# Stated exercise
Copy the records below exactly, omitting any pictures they contain.

>> START Provided data

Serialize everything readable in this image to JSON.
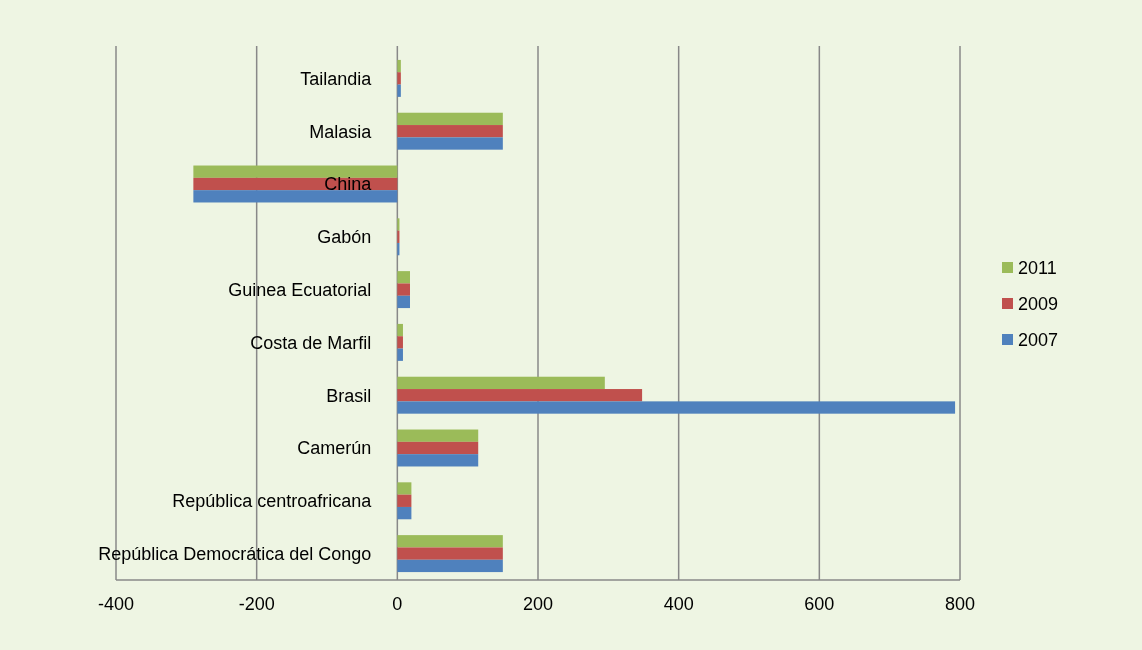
{
  "chart_data": {
    "type": "bar",
    "orientation": "horizontal",
    "categories": [
      "Tailandia",
      "Malasia",
      "China",
      "Gabón",
      "Guinea Ecuatorial",
      "Costa de Marfil",
      "Brasil",
      "Camerún",
      "República centroafricana",
      "República Democrática del Congo"
    ],
    "series": [
      {
        "name": "2011",
        "color": "#9bbb59",
        "values": [
          5,
          150,
          -290,
          3,
          18,
          8,
          295,
          115,
          20,
          150
        ]
      },
      {
        "name": "2009",
        "color": "#c0504d",
        "values": [
          5,
          150,
          -290,
          3,
          18,
          8,
          348,
          115,
          20,
          150
        ]
      },
      {
        "name": "2007",
        "color": "#4f81bd",
        "values": [
          5,
          150,
          -290,
          3,
          18,
          8,
          793,
          115,
          20,
          150
        ]
      }
    ],
    "xlim": [
      -400,
      800
    ],
    "xticks": [
      -400,
      -200,
      0,
      200,
      400,
      600,
      800
    ],
    "grid": "x",
    "legend": "right"
  }
}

>> END Provided data

# Solution
Serialize everything readable in this image to JSON.
{
  "chart_data": {
    "type": "bar",
    "orientation": "horizontal",
    "categories": [
      "Tailandia",
      "Malasia",
      "China",
      "Gabón",
      "Guinea Ecuatorial",
      "Costa de Marfil",
      "Brasil",
      "Camerún",
      "República centroafricana",
      "República Democrática del Congo"
    ],
    "series": [
      {
        "name": "2011",
        "color": "#9bbb59",
        "values": [
          5,
          150,
          -290,
          3,
          18,
          8,
          295,
          115,
          20,
          150
        ]
      },
      {
        "name": "2009",
        "color": "#c0504d",
        "values": [
          5,
          150,
          -290,
          3,
          18,
          8,
          348,
          115,
          20,
          150
        ]
      },
      {
        "name": "2007",
        "color": "#4f81bd",
        "values": [
          5,
          150,
          -290,
          3,
          18,
          8,
          793,
          115,
          20,
          150
        ]
      }
    ],
    "xlim": [
      -400,
      800
    ],
    "xticks": [
      -400,
      -200,
      0,
      200,
      400,
      600,
      800
    ],
    "grid": "x",
    "legend": "right"
  }
}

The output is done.